Your objective » All of the entries need to be written out again, exactly as they are.

** Begin Task inputs **

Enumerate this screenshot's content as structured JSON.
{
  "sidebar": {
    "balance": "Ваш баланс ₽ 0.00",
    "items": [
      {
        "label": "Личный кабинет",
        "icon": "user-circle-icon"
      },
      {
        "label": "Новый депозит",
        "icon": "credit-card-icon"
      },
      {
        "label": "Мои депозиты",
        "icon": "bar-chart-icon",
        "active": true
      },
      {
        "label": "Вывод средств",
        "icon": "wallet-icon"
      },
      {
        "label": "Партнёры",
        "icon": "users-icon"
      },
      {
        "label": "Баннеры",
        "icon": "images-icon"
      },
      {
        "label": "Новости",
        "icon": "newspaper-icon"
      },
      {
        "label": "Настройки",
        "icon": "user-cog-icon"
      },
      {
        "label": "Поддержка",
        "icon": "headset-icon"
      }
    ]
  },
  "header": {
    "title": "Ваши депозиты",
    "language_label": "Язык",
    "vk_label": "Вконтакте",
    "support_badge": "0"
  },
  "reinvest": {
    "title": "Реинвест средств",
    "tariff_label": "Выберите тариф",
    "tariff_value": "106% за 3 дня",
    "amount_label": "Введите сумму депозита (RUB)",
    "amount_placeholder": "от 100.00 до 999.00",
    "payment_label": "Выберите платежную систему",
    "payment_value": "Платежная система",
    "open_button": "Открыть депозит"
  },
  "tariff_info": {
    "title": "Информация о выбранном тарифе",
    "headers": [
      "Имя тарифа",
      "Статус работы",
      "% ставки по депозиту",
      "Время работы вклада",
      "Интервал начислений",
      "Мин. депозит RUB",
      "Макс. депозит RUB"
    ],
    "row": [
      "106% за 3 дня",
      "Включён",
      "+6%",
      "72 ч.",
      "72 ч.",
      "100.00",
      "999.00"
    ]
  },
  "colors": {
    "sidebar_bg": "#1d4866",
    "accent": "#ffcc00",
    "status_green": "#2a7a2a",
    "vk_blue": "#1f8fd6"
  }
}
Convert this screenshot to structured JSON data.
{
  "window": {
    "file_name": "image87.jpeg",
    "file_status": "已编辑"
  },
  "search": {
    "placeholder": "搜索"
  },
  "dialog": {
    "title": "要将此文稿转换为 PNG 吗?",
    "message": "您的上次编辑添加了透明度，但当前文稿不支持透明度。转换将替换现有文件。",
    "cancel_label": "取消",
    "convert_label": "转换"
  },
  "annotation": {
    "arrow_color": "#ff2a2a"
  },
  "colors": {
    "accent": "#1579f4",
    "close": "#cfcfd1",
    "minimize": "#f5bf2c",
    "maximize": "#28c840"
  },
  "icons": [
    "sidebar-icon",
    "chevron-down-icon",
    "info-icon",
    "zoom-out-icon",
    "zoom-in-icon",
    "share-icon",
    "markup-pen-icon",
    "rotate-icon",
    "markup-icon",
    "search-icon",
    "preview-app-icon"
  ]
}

** End Task inputs **

Finished exercise »
Enumerate this screenshot's content as structured JSON.
{
  "sidebar": {
    "balance": "Ваш баланс ₽ 0.00",
    "items": [
      {
        "label": "Личный кабинет",
        "icon": "user-circle-icon"
      },
      {
        "label": "Новый депозит",
        "icon": "credit-card-icon"
      },
      {
        "label": "Мои депозиты",
        "icon": "bar-chart-icon",
        "active": true
      },
      {
        "label": "Вывод средств",
        "icon": "wallet-icon"
      },
      {
        "label": "Партнёры",
        "icon": "users-icon"
      },
      {
        "label": "Баннеры",
        "icon": "images-icon"
      },
      {
        "label": "Новости",
        "icon": "newspaper-icon"
      },
      {
        "label": "Настройки",
        "icon": "user-cog-icon"
      },
      {
        "label": "Поддержка",
        "icon": "headset-icon"
      }
    ]
  },
  "header": {
    "title": "Ваши депозиты",
    "language_label": "Язык",
    "vk_label": "Вконтакте",
    "support_badge": "0"
  },
  "reinvest": {
    "title": "Реинвест средств",
    "tariff_label": "Выберите тариф",
    "tariff_value": "106% за 3 дня",
    "amount_label": "Введите сумму депозита (RUB)",
    "amount_placeholder": "от 100.00 до 999.00",
    "payment_label": "Выберите платежную систему",
    "payment_value": "Платежная система",
    "open_button": "Открыть депозит"
  },
  "tariff_info": {
    "title": "Информация о выбранном тарифе",
    "headers": [
      "Имя тарифа",
      "Статус работы",
      "% ставки по депозиту",
      "Время работы вклада",
      "Интервал начислений",
      "Мин. депозит RUB",
      "Макс. депозит RUB"
    ],
    "row": [
      "106% за 3 дня",
      "Включён",
      "+6%",
      "72 ч.",
      "72 ч.",
      "100.00",
      "999.00"
    ]
  },
  "colors": {
    "sidebar_bg": "#1d4866",
    "accent": "#ffcc00",
    "status_green": "#2a7a2a",
    "vk_blue": "#1f8fd6"
  }
}
Convert this screenshot to structured JSON data.
{
  "window": {
    "file_name": "image87.jpeg",
    "file_status": "已编辑"
  },
  "search": {
    "placeholder": "搜索"
  },
  "dialog": {
    "title": "要将此文稿转换为 PNG 吗?",
    "message": "您的上次编辑添加了透明度，但当前文稿不支持透明度。转换将替换现有文件。",
    "cancel_label": "取消",
    "convert_label": "转换"
  },
  "annotation": {
    "arrow_color": "#ff2a2a"
  },
  "colors": {
    "accent": "#1579f4",
    "close": "#cfcfd1",
    "minimize": "#f5bf2c",
    "maximize": "#28c840"
  },
  "icons": [
    "sidebar-icon",
    "chevron-down-icon",
    "info-icon",
    "zoom-out-icon",
    "zoom-in-icon",
    "share-icon",
    "markup-pen-icon",
    "rotate-icon",
    "markup-icon",
    "search-icon",
    "preview-app-icon"
  ]
}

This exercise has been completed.